▼▼▼
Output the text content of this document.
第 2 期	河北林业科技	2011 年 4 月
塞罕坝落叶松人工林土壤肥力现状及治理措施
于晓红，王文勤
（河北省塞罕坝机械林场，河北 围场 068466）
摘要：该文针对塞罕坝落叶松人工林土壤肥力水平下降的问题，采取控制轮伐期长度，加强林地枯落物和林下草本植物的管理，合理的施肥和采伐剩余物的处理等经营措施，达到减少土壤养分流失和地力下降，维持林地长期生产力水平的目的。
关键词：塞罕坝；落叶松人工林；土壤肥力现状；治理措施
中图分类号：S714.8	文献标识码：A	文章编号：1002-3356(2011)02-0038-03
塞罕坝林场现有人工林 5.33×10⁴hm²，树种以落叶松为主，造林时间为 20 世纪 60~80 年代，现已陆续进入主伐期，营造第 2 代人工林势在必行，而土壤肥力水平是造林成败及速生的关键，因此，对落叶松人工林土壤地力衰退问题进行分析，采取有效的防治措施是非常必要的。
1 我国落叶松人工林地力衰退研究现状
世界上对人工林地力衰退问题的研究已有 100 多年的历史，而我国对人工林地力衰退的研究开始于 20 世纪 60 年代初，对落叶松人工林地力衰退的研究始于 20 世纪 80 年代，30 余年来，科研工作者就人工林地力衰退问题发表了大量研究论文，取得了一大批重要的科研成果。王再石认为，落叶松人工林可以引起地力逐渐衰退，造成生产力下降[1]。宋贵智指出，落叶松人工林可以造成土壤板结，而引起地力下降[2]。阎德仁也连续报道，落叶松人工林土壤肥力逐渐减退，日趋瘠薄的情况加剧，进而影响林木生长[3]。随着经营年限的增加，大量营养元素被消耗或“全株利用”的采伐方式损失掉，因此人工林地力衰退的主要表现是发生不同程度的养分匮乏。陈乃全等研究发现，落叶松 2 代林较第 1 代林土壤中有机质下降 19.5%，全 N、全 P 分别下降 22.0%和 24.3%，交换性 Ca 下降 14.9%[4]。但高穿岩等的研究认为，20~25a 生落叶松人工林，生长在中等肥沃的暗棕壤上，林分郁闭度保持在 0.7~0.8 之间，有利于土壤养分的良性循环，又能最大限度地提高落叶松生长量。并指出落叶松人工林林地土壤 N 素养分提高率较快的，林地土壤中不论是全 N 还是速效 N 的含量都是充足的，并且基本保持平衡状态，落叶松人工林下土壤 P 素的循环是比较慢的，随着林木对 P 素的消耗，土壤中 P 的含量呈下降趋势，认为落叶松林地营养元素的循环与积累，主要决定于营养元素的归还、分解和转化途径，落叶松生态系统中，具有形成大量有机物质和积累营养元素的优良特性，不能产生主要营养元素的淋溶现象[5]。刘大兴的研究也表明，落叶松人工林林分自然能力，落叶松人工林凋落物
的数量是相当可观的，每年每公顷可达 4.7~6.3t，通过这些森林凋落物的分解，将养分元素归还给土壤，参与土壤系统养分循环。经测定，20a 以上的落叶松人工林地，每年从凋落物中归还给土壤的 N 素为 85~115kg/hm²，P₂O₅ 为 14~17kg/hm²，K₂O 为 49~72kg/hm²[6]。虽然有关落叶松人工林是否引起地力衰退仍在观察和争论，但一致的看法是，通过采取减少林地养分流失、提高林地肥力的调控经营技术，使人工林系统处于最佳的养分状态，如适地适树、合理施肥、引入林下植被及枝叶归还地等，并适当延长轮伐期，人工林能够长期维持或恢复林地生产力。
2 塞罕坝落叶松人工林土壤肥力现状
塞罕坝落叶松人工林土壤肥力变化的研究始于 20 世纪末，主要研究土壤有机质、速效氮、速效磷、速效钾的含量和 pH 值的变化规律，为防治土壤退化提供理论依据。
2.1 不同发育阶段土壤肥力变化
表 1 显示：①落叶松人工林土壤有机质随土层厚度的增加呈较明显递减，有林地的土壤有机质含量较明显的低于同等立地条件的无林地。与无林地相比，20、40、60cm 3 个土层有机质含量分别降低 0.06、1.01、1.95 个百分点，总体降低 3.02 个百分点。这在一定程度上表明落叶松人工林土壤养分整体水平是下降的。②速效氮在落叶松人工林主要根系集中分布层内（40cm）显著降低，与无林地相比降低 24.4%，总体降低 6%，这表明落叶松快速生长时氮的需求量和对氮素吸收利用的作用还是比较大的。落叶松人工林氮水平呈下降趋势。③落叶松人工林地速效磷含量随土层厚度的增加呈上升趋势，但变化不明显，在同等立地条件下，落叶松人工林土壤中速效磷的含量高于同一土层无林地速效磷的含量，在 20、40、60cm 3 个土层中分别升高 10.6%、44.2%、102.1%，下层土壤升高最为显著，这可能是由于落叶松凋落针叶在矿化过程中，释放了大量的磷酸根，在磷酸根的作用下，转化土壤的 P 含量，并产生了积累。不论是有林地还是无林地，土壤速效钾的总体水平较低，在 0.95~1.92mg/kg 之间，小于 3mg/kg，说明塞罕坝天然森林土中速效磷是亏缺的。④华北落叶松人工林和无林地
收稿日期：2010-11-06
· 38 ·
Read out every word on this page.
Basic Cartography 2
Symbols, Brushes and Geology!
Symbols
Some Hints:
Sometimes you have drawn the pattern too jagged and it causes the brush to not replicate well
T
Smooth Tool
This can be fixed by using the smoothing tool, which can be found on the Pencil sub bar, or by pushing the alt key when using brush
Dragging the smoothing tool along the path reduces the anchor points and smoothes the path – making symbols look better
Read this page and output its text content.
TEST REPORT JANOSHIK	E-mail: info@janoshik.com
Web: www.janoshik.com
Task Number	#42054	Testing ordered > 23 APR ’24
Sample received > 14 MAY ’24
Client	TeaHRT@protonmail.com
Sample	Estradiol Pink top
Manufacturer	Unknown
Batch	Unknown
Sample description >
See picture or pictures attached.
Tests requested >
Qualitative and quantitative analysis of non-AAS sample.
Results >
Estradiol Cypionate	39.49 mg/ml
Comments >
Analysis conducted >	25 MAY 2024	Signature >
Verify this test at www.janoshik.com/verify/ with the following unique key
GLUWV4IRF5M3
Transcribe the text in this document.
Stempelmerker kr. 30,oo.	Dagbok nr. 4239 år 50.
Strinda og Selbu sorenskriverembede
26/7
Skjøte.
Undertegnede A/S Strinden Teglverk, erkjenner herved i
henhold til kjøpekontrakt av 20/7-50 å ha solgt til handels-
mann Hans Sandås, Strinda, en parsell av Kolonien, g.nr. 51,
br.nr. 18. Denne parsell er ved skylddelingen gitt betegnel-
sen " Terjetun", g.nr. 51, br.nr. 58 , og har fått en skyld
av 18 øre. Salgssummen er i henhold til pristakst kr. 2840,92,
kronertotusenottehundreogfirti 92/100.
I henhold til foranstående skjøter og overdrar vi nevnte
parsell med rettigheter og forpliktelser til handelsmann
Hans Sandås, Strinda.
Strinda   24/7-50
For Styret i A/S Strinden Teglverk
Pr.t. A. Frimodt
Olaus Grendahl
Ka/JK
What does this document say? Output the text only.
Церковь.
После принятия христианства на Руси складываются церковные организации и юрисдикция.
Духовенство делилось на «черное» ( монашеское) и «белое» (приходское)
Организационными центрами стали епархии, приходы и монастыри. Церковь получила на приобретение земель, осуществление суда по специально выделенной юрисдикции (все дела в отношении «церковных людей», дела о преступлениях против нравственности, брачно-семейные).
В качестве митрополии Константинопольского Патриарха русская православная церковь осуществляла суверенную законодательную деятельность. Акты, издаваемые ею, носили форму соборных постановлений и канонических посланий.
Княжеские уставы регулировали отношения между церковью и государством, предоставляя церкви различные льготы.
▲▲▲
Reproduce the listing above word for word.

Output the text content of this document.
第 2 期	河北林业科技	2011 年 4 月
塞罕坝落叶松人工林土壤肥力现状及治理措施
于晓红，王文勤
（河北省塞罕坝机械林场，河北 围场 068466）
摘要：该文针对塞罕坝落叶松人工林土壤肥力水平下降的问题，采取控制轮伐期长度，加强林地枯落物和林下草本植物的管理，合理的施肥和采伐剩余物的处理等经营措施，达到减少土壤养分流失和地力下降，维持林地长期生产力水平的目的。
关键词：塞罕坝；落叶松人工林；土壤肥力现状；治理措施
中图分类号：S714.8	文献标识码：A	文章编号：1002-3356(2011)02-0038-03
塞罕坝林场现有人工林 5.33×10⁴hm²，树种以落叶松为主，造林时间为 20 世纪 60~80 年代，现已陆续进入主伐期，营造第 2 代人工林势在必行，而土壤肥力水平是造林成败及速生的关键，因此，对落叶松人工林土壤地力衰退问题进行分析，采取有效的防治措施是非常必要的。
1 我国落叶松人工林地力衰退研究现状
世界上对人工林地力衰退问题的研究已有 100 多年的历史，而我国对人工林地力衰退的研究开始于 20 世纪 60 年代初，对落叶松人工林地力衰退的研究始于 20 世纪 80 年代，30 余年来，科研工作者就人工林地力衰退问题发表了大量研究论文，取得了一大批重要的科研成果。王再石认为，落叶松人工林可以引起地力逐渐衰退，造成生产力下降[1]。宋贵智指出，落叶松人工林可以造成土壤板结，而引起地力下降[2]。阎德仁也连续报道，落叶松人工林土壤肥力逐渐减退，日趋瘠薄的情况加剧，进而影响林木生长[3]。随着经营年限的增加，大量营养元素被消耗或“全株利用”的采伐方式损失掉，因此人工林地力衰退的主要表现是发生不同程度的养分匮乏。陈乃全等研究发现，落叶松 2 代林较第 1 代林土壤中有机质下降 19.5%，全 N、全 P 分别下降 22.0%和 24.3%，交换性 Ca 下降 14.9%[4]。但高穿岩等的研究认为，20~25a 生落叶松人工林，生长在中等肥沃的暗棕壤上，林分郁闭度保持在 0.7~0.8 之间，有利于土壤养分的良性循环，又能最大限度地提高落叶松生长量。并指出落叶松人工林林地土壤 N 素养分提高率较快的，林地土壤中不论是全 N 还是速效 N 的含量都是充足的，并且基本保持平衡状态，落叶松人工林下土壤 P 素的循环是比较慢的，随着林木对 P 素的消耗，土壤中 P 的含量呈下降趋势，认为落叶松林地营养元素的循环与积累，主要决定于营养元素的归还、分解和转化途径，落叶松生态系统中，具有形成大量有机物质和积累营养元素的优良特性，不能产生主要营养元素的淋溶现象[5]。刘大兴的研究也表明，落叶松人工林林分自然能力，落叶松人工林凋落物
的数量是相当可观的，每年每公顷可达 4.7~6.3t，通过这些森林凋落物的分解，将养分元素归还给土壤，参与土壤系统养分循环。经测定，20a 以上的落叶松人工林地，每年从凋落物中归还给土壤的 N 素为 85~115kg/hm²，P₂O₅ 为 14~17kg/hm²，K₂O 为 49~72kg/hm²[6]。虽然有关落叶松人工林是否引起地力衰退仍在观察和争论，但一致的看法是，通过采取减少林地养分流失、提高林地肥力的调控经营技术，使人工林系统处于最佳的养分状态，如适地适树、合理施肥、引入林下植被及枝叶归还地等，并适当延长轮伐期，人工林能够长期维持或恢复林地生产力。
2 塞罕坝落叶松人工林土壤肥力现状
塞罕坝落叶松人工林土壤肥力变化的研究始于 20 世纪末，主要研究土壤有机质、速效氮、速效磷、速效钾的含量和 pH 值的变化规律，为防治土壤退化提供理论依据。
2.1 不同发育阶段土壤肥力变化
表 1 显示：①落叶松人工林土壤有机质随土层厚度的增加呈较明显递减，有林地的土壤有机质含量较明显的低于同等立地条件的无林地。与无林地相比，20、40、60cm 3 个土层有机质含量分别降低 0.06、1.01、1.95 个百分点，总体降低 3.02 个百分点。这在一定程度上表明落叶松人工林土壤养分整体水平是下降的。②速效氮在落叶松人工林主要根系集中分布层内（40cm）显著降低，与无林地相比降低 24.4%，总体降低 6%，这表明落叶松快速生长时氮的需求量和对氮素吸收利用的作用还是比较大的。落叶松人工林氮水平呈下降趋势。③落叶松人工林地速效磷含量随土层厚度的增加呈上升趋势，但变化不明显，在同等立地条件下，落叶松人工林土壤中速效磷的含量高于同一土层无林地速效磷的含量，在 20、40、60cm 3 个土层中分别升高 10.6%、44.2%、102.1%，下层土壤升高最为显著，这可能是由于落叶松凋落针叶在矿化过程中，释放了大量的磷酸根，在磷酸根的作用下，转化土壤的 P 含量，并产生了积累。不论是有林地还是无林地，土壤速效钾的总体水平较低，在 0.95~1.92mg/kg 之间，小于 3mg/kg，说明塞罕坝天然森林土中速效磷是亏缺的。④华北落叶松人工林和无林地
收稿日期：2010-11-06
· 38 ·
Read out every word on this page.
Basic Cartography 2
Symbols, Brushes and Geology!
Symbols
Some Hints:
Sometimes you have drawn the pattern too jagged and it causes the brush to not replicate well
T
Smooth Tool
This can be fixed by using the smoothing tool, which can be found on the Pencil sub bar, or by pushing the alt key when using brush
Dragging the smoothing tool along the path reduces the anchor points and smoothes the path – making symbols look better
Read this page and output its text content.
TEST REPORT JANOSHIK	E-mail: info@janoshik.com
Web: www.janoshik.com
Task Number	#42054	Testing ordered > 23 APR ’24
Sample received > 14 MAY ’24
Client	TeaHRT@protonmail.com
Sample	Estradiol Pink top
Manufacturer	Unknown
Batch	Unknown
Sample description >
See picture or pictures attached.
Tests requested >
Qualitative and quantitative analysis of non-AAS sample.
Results >
Estradiol Cypionate	39.49 mg/ml
Comments >
Analysis conducted >	25 MAY 2024	Signature >
Verify this test at www.janoshik.com/verify/ with the following unique key
GLUWV4IRF5M3
Transcribe the text in this document.
Stempelmerker kr. 30,oo.	Dagbok nr. 4239 år 50.
Strinda og Selbu sorenskriverembede
26/7
Skjøte.
Undertegnede A/S Strinden Teglverk, erkjenner herved i
henhold til kjøpekontrakt av 20/7-50 å ha solgt til handels-
mann Hans Sandås, Strinda, en parsell av Kolonien, g.nr. 51,
br.nr. 18. Denne parsell er ved skylddelingen gitt betegnel-
sen " Terjetun", g.nr. 51, br.nr. 58 , og har fått en skyld
av 18 øre. Salgssummen er i henhold til pristakst kr. 2840,92,
kronertotusenottehundreogfirti 92/100.
I henhold til foranstående skjøter og overdrar vi nevnte
parsell med rettigheter og forpliktelser til handelsmann
Hans Sandås, Strinda.
Strinda   24/7-50
For Styret i A/S Strinden Teglverk
Pr.t. A. Frimodt
Olaus Grendahl
Ka/JK
What does this document say? Output the text only.
Церковь.
После принятия христианства на Руси складываются церковные организации и юрисдикция.
Духовенство делилось на «черное» ( монашеское) и «белое» (приходское)
Организационными центрами стали епархии, приходы и монастыри. Церковь получила на приобретение земель, осуществление суда по специально выделенной юрисдикции (все дела в отношении «церковных людей», дела о преступлениях против нравственности, брачно-семейные).
В качестве митрополии Константинопольского Патриарха русская православная церковь осуществляла суверенную законодательную деятельность. Акты, издаваемые ею, носили форму соборных постановлений и канонических посланий.
Княжеские уставы регулировали отношения между церковью и государством, предоставляя церкви различные льготы.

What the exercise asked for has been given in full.